-- START OF EXERCISE DATA --

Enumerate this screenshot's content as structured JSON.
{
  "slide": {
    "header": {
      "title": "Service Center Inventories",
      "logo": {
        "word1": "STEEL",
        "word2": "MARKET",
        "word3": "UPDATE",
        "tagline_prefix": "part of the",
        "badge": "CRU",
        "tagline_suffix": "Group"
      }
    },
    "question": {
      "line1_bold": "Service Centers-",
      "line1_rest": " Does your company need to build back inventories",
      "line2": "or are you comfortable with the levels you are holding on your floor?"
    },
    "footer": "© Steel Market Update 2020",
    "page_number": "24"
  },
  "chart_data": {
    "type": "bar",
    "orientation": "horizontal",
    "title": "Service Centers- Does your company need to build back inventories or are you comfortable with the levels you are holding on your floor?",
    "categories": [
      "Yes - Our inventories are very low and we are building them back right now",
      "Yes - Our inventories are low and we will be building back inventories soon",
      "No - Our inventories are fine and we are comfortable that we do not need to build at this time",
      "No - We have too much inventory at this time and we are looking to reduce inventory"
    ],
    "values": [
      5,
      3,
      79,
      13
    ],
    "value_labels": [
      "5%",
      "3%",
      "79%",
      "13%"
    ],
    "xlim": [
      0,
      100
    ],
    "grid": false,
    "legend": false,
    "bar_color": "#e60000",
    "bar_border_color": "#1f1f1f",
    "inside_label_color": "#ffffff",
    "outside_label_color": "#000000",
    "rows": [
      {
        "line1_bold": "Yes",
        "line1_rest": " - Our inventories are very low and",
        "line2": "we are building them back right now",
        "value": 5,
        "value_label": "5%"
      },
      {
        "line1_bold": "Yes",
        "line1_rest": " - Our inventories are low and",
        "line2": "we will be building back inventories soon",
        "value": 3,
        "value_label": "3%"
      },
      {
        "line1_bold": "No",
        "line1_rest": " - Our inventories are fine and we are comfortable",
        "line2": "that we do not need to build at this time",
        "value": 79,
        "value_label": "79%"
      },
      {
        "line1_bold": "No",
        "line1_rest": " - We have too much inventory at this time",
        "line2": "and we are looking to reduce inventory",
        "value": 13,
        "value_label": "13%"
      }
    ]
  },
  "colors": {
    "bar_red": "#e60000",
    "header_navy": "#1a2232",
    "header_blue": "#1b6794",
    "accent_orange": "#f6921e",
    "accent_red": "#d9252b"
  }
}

-- END OF EXERCISE DATA --

### [TASK DIRECTIONS]
All of the entries should be written out again exactly.

### [WORKED ANSWER]
Enumerate this screenshot's content as structured JSON.
{
  "slide": {
    "header": {
      "title": "Service Center Inventories",
      "logo": {
        "word1": "STEEL",
        "word2": "MARKET",
        "word3": "UPDATE",
        "tagline_prefix": "part of the",
        "badge": "CRU",
        "tagline_suffix": "Group"
      }
    },
    "question": {
      "line1_bold": "Service Centers-",
      "line1_rest": " Does your company need to build back inventories",
      "line2": "or are you comfortable with the levels you are holding on your floor?"
    },
    "footer": "© Steel Market Update 2020",
    "page_number": "24"
  },
  "chart_data": {
    "type": "bar",
    "orientation": "horizontal",
    "title": "Service Centers- Does your company need to build back inventories or are you comfortable with the levels you are holding on your floor?",
    "categories": [
      "Yes - Our inventories are very low and we are building them back right now",
      "Yes - Our inventories are low and we will be building back inventories soon",
      "No - Our inventories are fine and we are comfortable that we do not need to build at this time",
      "No - We have too much inventory at this time and we are looking to reduce inventory"
    ],
    "values": [
      5,
      3,
      79,
      13
    ],
    "value_labels": [
      "5%",
      "3%",
      "79%",
      "13%"
    ],
    "xlim": [
      0,
      100
    ],
    "grid": false,
    "legend": false,
    "bar_color": "#e60000",
    "bar_border_color": "#1f1f1f",
    "inside_label_color": "#ffffff",
    "outside_label_color": "#000000",
    "rows": [
      {
        "line1_bold": "Yes",
        "line1_rest": " - Our inventories are very low and",
        "line2": "we are building them back right now",
        "value": 5,
        "value_label": "5%"
      },
      {
        "line1_bold": "Yes",
        "line1_rest": " - Our inventories are low and",
        "line2": "we will be building back inventories soon",
        "value": 3,
        "value_label": "3%"
      },
      {
        "line1_bold": "No",
        "line1_rest": " - Our inventories are fine and we are comfortable",
        "line2": "that we do not need to build at this time",
        "value": 79,
        "value_label": "79%"
      },
      {
        "line1_bold": "No",
        "line1_rest": " - We have too much inventory at this time",
        "line2": "and we are looking to reduce inventory",
        "value": 13,
        "value_label": "13%"
      }
    ]
  },
  "colors": {
    "bar_red": "#e60000",
    "header_navy": "#1a2232",
    "header_blue": "#1b6794",
    "accent_orange": "#f6921e",
    "accent_red": "#d9252b"
  }
}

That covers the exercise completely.